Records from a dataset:

--- START ---

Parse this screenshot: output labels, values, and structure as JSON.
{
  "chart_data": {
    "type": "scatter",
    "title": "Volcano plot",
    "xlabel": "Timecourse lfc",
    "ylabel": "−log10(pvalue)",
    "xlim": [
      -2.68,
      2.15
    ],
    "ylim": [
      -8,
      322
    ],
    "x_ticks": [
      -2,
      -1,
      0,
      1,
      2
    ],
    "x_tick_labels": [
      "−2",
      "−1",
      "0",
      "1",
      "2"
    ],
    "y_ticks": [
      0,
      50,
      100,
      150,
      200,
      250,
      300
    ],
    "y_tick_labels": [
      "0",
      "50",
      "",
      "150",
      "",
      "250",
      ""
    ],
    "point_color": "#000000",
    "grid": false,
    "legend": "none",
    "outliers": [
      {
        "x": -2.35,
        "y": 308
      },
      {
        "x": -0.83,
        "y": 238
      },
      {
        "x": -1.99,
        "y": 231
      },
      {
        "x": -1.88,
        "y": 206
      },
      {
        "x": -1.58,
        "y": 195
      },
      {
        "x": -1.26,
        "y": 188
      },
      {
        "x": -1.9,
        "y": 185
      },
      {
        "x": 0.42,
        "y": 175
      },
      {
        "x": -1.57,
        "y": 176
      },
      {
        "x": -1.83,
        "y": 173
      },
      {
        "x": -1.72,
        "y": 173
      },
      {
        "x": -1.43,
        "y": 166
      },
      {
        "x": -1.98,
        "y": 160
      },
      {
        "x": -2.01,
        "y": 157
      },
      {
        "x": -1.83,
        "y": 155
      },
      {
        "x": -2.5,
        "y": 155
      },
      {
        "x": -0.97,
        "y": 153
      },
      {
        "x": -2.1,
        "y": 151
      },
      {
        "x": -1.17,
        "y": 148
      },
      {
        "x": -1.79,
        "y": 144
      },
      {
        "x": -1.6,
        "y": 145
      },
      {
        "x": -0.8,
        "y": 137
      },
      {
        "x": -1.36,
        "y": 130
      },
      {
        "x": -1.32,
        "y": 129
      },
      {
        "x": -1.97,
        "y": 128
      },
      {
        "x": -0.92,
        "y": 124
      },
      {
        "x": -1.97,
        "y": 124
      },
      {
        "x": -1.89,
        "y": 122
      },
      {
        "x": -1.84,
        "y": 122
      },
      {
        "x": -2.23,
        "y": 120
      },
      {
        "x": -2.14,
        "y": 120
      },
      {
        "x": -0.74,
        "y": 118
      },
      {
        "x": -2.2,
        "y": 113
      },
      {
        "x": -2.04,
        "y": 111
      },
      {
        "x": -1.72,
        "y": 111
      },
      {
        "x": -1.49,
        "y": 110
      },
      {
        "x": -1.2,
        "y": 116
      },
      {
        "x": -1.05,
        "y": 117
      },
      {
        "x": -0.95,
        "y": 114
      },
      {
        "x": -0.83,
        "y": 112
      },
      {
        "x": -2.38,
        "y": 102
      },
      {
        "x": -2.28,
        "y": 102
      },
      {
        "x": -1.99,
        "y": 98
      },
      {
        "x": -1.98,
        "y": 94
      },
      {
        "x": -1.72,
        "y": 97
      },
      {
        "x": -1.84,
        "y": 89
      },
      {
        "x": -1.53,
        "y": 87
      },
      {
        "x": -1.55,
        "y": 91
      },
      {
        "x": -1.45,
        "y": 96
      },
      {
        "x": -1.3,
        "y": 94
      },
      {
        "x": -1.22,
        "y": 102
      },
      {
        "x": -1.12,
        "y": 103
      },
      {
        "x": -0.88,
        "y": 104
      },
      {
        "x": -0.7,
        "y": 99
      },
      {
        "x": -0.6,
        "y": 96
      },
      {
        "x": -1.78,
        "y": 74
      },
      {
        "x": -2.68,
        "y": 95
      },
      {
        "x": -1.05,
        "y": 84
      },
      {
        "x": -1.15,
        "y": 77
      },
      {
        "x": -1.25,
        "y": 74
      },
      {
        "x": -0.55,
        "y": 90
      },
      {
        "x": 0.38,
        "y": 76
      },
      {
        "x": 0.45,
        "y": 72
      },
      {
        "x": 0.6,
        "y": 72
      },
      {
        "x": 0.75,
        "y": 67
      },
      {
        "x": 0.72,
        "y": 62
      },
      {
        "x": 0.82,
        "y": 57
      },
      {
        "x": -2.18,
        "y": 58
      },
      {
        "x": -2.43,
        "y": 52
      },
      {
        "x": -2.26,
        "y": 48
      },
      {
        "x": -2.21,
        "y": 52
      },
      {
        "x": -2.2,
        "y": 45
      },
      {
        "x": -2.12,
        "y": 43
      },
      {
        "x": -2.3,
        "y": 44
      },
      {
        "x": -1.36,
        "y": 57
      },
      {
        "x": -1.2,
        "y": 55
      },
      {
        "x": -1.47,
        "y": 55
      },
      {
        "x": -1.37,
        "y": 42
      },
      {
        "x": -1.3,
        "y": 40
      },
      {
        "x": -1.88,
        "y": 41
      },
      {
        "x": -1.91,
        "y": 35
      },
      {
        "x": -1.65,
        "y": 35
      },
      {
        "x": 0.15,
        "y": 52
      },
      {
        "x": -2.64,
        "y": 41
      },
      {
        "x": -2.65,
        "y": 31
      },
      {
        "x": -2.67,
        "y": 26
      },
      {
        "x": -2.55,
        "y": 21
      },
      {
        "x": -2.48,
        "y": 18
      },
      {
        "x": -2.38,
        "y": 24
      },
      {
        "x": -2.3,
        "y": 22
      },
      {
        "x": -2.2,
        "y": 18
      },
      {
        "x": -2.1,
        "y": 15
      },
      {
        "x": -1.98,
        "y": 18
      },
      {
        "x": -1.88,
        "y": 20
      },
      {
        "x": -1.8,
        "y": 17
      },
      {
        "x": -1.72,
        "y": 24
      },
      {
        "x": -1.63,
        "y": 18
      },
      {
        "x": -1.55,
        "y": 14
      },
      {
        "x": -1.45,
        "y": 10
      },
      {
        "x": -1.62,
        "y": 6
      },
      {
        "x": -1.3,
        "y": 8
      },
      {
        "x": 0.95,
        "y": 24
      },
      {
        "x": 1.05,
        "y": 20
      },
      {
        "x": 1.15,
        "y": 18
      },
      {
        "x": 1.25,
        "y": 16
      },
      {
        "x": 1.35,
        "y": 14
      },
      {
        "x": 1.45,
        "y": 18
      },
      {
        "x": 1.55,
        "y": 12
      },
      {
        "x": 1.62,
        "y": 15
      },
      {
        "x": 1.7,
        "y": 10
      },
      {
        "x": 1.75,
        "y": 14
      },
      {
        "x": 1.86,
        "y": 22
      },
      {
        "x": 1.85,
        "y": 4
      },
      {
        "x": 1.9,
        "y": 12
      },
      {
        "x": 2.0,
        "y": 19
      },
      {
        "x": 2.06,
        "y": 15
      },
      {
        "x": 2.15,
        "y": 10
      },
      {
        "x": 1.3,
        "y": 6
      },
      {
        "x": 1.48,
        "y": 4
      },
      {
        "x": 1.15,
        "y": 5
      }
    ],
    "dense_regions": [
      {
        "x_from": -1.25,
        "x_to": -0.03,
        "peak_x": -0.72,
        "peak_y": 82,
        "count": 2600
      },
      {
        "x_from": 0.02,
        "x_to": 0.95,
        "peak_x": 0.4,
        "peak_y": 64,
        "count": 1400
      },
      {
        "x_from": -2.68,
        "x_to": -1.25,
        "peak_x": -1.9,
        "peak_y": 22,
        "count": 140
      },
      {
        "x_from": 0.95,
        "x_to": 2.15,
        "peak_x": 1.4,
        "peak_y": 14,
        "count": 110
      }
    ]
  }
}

--- END ---

■ **Given problem**
Write out the entries in full, exactly as given.

■ **Expected answer**
Parse this screenshot: output labels, values, and structure as JSON.
{
  "chart_data": {
    "type": "scatter",
    "title": "Volcano plot",
    "xlabel": "Timecourse lfc",
    "ylabel": "−log10(pvalue)",
    "xlim": [
      -2.68,
      2.15
    ],
    "ylim": [
      -8,
      322
    ],
    "x_ticks": [
      -2,
      -1,
      0,
      1,
      2
    ],
    "x_tick_labels": [
      "−2",
      "−1",
      "0",
      "1",
      "2"
    ],
    "y_ticks": [
      0,
      50,
      100,
      150,
      200,
      250,
      300
    ],
    "y_tick_labels": [
      "0",
      "50",
      "",
      "150",
      "",
      "250",
      ""
    ],
    "point_color": "#000000",
    "grid": false,
    "legend": "none",
    "outliers": [
      {
        "x": -2.35,
        "y": 308
      },
      {
        "x": -0.83,
        "y": 238
      },
      {
        "x": -1.99,
        "y": 231
      },
      {
        "x": -1.88,
        "y": 206
      },
      {
        "x": -1.58,
        "y": 195
      },
      {
        "x": -1.26,
        "y": 188
      },
      {
        "x": -1.9,
        "y": 185
      },
      {
        "x": 0.42,
        "y": 175
      },
      {
        "x": -1.57,
        "y": 176
      },
      {
        "x": -1.83,
        "y": 173
      },
      {
        "x": -1.72,
        "y": 173
      },
      {
        "x": -1.43,
        "y": 166
      },
      {
        "x": -1.98,
        "y": 160
      },
      {
        "x": -2.01,
        "y": 157
      },
      {
        "x": -1.83,
        "y": 155
      },
      {
        "x": -2.5,
        "y": 155
      },
      {
        "x": -0.97,
        "y": 153
      },
      {
        "x": -2.1,
        "y": 151
      },
      {
        "x": -1.17,
        "y": 148
      },
      {
        "x": -1.79,
        "y": 144
      },
      {
        "x": -1.6,
        "y": 145
      },
      {
        "x": -0.8,
        "y": 137
      },
      {
        "x": -1.36,
        "y": 130
      },
      {
        "x": -1.32,
        "y": 129
      },
      {
        "x": -1.97,
        "y": 128
      },
      {
        "x": -0.92,
        "y": 124
      },
      {
        "x": -1.97,
        "y": 124
      },
      {
        "x": -1.89,
        "y": 122
      },
      {
        "x": -1.84,
        "y": 122
      },
      {
        "x": -2.23,
        "y": 120
      },
      {
        "x": -2.14,
        "y": 120
      },
      {
        "x": -0.74,
        "y": 118
      },
      {
        "x": -2.2,
        "y": 113
      },
      {
        "x": -2.04,
        "y": 111
      },
      {
        "x": -1.72,
        "y": 111
      },
      {
        "x": -1.49,
        "y": 110
      },
      {
        "x": -1.2,
        "y": 116
      },
      {
        "x": -1.05,
        "y": 117
      },
      {
        "x": -0.95,
        "y": 114
      },
      {
        "x": -0.83,
        "y": 112
      },
      {
        "x": -2.38,
        "y": 102
      },
      {
        "x": -2.28,
        "y": 102
      },
      {
        "x": -1.99,
        "y": 98
      },
      {
        "x": -1.98,
        "y": 94
      },
      {
        "x": -1.72,
        "y": 97
      },
      {
        "x": -1.84,
        "y": 89
      },
      {
        "x": -1.53,
        "y": 87
      },
      {
        "x": -1.55,
        "y": 91
      },
      {
        "x": -1.45,
        "y": 96
      },
      {
        "x": -1.3,
        "y": 94
      },
      {
        "x": -1.22,
        "y": 102
      },
      {
        "x": -1.12,
        "y": 103
      },
      {
        "x": -0.88,
        "y": 104
      },
      {
        "x": -0.7,
        "y": 99
      },
      {
        "x": -0.6,
        "y": 96
      },
      {
        "x": -1.78,
        "y": 74
      },
      {
        "x": -2.68,
        "y": 95
      },
      {
        "x": -1.05,
        "y": 84
      },
      {
        "x": -1.15,
        "y": 77
      },
      {
        "x": -1.25,
        "y": 74
      },
      {
        "x": -0.55,
        "y": 90
      },
      {
        "x": 0.38,
        "y": 76
      },
      {
        "x": 0.45,
        "y": 72
      },
      {
        "x": 0.6,
        "y": 72
      },
      {
        "x": 0.75,
        "y": 67
      },
      {
        "x": 0.72,
        "y": 62
      },
      {
        "x": 0.82,
        "y": 57
      },
      {
        "x": -2.18,
        "y": 58
      },
      {
        "x": -2.43,
        "y": 52
      },
      {
        "x": -2.26,
        "y": 48
      },
      {
        "x": -2.21,
        "y": 52
      },
      {
        "x": -2.2,
        "y": 45
      },
      {
        "x": -2.12,
        "y": 43
      },
      {
        "x": -2.3,
        "y": 44
      },
      {
        "x": -1.36,
        "y": 57
      },
      {
        "x": -1.2,
        "y": 55
      },
      {
        "x": -1.47,
        "y": 55
      },
      {
        "x": -1.37,
        "y": 42
      },
      {
        "x": -1.3,
        "y": 40
      },
      {
        "x": -1.88,
        "y": 41
      },
      {
        "x": -1.91,
        "y": 35
      },
      {
        "x": -1.65,
        "y": 35
      },
      {
        "x": 0.15,
        "y": 52
      },
      {
        "x": -2.64,
        "y": 41
      },
      {
        "x": -2.65,
        "y": 31
      },
      {
        "x": -2.67,
        "y": 26
      },
      {
        "x": -2.55,
        "y": 21
      },
      {
        "x": -2.48,
        "y": 18
      },
      {
        "x": -2.38,
        "y": 24
      },
      {
        "x": -2.3,
        "y": 22
      },
      {
        "x": -2.2,
        "y": 18
      },
      {
        "x": -2.1,
        "y": 15
      },
      {
        "x": -1.98,
        "y": 18
      },
      {
        "x": -1.88,
        "y": 20
      },
      {
        "x": -1.8,
        "y": 17
      },
      {
        "x": -1.72,
        "y": 24
      },
      {
        "x": -1.63,
        "y": 18
      },
      {
        "x": -1.55,
        "y": 14
      },
      {
        "x": -1.45,
        "y": 10
      },
      {
        "x": -1.62,
        "y": 6
      },
      {
        "x": -1.3,
        "y": 8
      },
      {
        "x": 0.95,
        "y": 24
      },
      {
        "x": 1.05,
        "y": 20
      },
      {
        "x": 1.15,
        "y": 18
      },
      {
        "x": 1.25,
        "y": 16
      },
      {
        "x": 1.35,
        "y": 14
      },
      {
        "x": 1.45,
        "y": 18
      },
      {
        "x": 1.55,
        "y": 12
      },
      {
        "x": 1.62,
        "y": 15
      },
      {
        "x": 1.7,
        "y": 10
      },
      {
        "x": 1.75,
        "y": 14
      },
      {
        "x": 1.86,
        "y": 22
      },
      {
        "x": 1.85,
        "y": 4
      },
      {
        "x": 1.9,
        "y": 12
      },
      {
        "x": 2.0,
        "y": 19
      },
      {
        "x": 2.06,
        "y": 15
      },
      {
        "x": 2.15,
        "y": 10
      },
      {
        "x": 1.3,
        "y": 6
      },
      {
        "x": 1.48,
        "y": 4
      },
      {
        "x": 1.15,
        "y": 5
      }
    ],
    "dense_regions": [
      {
        "x_from": -1.25,
        "x_to": -0.03,
        "peak_x": -0.72,
        "peak_y": 82,
        "count": 2600
      },
      {
        "x_from": 0.02,
        "x_to": 0.95,
        "peak_x": 0.4,
        "peak_y": 64,
        "count": 1400
      },
      {
        "x_from": -2.68,
        "x_to": -1.25,
        "peak_x": -1.9,
        "peak_y": 22,
        "count": 140
      },
      {
        "x_from": 0.95,
        "x_to": 2.15,
        "peak_x": 1.4,
        "peak_y": 14,
        "count": 110
      }
    ]
  }
}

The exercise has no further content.